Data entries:
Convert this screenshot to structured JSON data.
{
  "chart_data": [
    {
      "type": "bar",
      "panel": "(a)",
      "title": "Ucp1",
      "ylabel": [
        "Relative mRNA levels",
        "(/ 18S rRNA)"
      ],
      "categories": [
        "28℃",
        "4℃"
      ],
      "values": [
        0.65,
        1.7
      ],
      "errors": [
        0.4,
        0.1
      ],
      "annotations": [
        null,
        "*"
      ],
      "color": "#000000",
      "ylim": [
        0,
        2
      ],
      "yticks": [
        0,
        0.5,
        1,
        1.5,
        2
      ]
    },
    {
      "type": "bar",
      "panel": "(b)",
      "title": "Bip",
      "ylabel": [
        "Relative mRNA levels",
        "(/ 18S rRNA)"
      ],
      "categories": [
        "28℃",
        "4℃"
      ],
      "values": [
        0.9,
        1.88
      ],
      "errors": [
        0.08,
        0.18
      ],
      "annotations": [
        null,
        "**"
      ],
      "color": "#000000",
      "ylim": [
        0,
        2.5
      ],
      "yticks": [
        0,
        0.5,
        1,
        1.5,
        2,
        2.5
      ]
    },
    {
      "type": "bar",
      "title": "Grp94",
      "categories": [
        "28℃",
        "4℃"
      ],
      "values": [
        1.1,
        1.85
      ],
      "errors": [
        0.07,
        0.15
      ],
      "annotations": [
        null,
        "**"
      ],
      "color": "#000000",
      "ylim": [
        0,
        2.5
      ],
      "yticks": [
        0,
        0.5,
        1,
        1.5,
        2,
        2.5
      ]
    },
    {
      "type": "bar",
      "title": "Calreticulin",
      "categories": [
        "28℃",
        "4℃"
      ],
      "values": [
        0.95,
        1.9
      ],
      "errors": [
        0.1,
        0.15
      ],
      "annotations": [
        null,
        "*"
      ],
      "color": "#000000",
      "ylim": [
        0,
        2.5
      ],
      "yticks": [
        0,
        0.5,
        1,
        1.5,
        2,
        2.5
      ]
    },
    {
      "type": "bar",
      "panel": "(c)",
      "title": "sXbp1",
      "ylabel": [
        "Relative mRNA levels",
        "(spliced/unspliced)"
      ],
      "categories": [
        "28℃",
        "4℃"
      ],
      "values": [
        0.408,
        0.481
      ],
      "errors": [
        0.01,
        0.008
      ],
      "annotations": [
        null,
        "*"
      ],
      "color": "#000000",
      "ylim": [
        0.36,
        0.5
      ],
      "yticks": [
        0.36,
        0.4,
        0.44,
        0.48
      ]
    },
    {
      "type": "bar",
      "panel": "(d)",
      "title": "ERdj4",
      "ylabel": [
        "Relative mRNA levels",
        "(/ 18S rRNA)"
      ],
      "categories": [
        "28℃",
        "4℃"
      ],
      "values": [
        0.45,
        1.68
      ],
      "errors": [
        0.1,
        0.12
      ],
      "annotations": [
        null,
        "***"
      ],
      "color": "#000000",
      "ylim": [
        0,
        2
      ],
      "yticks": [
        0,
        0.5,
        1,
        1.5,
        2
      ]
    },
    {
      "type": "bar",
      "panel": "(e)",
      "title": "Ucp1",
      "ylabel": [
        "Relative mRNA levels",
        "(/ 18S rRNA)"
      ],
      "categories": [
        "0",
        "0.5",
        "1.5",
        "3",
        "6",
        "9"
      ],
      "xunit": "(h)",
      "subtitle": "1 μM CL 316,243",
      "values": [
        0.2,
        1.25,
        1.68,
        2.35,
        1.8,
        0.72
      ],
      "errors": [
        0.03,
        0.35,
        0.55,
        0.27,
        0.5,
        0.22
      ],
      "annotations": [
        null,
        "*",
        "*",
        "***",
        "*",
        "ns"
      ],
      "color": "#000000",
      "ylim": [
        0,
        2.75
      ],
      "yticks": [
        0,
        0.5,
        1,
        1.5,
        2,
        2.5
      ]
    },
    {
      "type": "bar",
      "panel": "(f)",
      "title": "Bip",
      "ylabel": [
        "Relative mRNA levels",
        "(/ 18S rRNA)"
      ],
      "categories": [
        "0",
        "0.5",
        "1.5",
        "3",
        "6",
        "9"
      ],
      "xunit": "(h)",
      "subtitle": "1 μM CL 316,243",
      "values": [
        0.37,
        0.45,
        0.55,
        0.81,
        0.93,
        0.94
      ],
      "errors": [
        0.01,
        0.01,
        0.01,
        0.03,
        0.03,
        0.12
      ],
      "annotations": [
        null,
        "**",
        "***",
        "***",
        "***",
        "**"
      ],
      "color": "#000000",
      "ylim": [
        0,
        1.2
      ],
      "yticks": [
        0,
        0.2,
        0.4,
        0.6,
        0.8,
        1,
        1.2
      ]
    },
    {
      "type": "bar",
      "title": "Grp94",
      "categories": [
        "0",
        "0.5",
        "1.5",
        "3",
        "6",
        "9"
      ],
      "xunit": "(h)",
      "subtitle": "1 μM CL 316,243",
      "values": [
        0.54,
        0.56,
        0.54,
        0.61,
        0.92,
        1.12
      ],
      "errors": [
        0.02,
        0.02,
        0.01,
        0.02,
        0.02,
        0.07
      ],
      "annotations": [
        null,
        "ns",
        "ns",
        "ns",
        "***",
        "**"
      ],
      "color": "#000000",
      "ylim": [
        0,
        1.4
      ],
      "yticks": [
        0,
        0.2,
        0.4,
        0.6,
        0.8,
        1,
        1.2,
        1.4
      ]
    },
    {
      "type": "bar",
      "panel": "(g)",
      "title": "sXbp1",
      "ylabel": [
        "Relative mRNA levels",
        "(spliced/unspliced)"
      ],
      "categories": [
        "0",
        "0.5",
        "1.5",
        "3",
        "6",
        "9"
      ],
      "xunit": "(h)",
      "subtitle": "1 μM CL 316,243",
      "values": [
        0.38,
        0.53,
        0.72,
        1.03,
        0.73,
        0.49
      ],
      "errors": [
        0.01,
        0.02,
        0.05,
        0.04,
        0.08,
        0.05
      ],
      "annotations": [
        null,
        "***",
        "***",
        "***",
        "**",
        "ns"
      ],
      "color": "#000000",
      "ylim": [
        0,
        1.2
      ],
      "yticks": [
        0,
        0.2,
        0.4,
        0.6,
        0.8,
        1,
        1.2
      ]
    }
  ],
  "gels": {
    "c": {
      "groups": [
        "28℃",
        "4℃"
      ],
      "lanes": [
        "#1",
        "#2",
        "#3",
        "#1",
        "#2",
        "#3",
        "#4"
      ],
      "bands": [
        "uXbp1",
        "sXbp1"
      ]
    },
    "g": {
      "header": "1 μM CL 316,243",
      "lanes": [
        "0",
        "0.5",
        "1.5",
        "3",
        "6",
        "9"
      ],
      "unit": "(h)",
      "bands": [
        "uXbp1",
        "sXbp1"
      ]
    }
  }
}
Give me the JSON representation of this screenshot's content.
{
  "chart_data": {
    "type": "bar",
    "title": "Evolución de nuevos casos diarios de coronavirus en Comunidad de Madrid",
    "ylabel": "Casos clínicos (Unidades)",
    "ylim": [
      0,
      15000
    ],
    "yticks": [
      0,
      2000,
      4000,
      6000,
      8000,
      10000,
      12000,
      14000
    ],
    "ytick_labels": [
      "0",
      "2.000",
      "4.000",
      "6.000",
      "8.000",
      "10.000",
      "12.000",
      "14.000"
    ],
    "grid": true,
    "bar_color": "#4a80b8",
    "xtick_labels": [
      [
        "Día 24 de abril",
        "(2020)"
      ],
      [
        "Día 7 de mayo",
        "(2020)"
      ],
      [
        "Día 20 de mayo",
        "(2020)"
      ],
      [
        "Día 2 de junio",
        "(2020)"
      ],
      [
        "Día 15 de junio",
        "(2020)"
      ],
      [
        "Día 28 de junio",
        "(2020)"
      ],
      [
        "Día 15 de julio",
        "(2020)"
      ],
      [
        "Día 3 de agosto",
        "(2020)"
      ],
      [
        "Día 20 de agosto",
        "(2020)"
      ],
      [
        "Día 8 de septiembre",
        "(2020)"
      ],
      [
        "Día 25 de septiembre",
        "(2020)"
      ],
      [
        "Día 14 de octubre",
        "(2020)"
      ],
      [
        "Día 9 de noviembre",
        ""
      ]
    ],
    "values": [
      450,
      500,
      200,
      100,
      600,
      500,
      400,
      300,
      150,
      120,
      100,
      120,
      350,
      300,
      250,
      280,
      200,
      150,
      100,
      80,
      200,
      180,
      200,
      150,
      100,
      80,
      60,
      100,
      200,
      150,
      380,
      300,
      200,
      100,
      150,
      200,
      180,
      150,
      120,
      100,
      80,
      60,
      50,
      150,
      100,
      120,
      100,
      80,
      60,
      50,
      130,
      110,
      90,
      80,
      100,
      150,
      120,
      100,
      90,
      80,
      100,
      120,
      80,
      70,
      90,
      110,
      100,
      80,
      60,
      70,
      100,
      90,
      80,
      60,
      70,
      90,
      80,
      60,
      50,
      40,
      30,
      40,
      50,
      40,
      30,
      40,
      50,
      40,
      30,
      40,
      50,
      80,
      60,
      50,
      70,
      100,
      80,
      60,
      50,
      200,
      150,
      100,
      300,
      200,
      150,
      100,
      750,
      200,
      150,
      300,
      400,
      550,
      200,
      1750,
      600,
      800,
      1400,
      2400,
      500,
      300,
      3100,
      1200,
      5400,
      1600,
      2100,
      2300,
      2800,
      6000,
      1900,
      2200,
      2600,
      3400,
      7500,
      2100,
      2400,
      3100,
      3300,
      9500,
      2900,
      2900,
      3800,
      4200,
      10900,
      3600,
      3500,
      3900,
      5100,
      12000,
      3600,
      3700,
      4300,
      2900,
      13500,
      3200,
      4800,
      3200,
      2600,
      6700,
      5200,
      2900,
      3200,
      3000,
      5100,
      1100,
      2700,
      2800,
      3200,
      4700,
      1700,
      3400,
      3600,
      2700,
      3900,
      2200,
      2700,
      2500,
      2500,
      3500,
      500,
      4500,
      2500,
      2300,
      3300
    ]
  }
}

**Task instructions:**
The lines that mention the word "panel" should be pulled from the records above.

**Result for this exercise:**
      "panel": "(a)",
      "panel": "(b)",
      "panel": "(c)",
      "panel": "(d)",
      "panel": "(e)",
      "panel": "(f)",
      "panel": "(g)",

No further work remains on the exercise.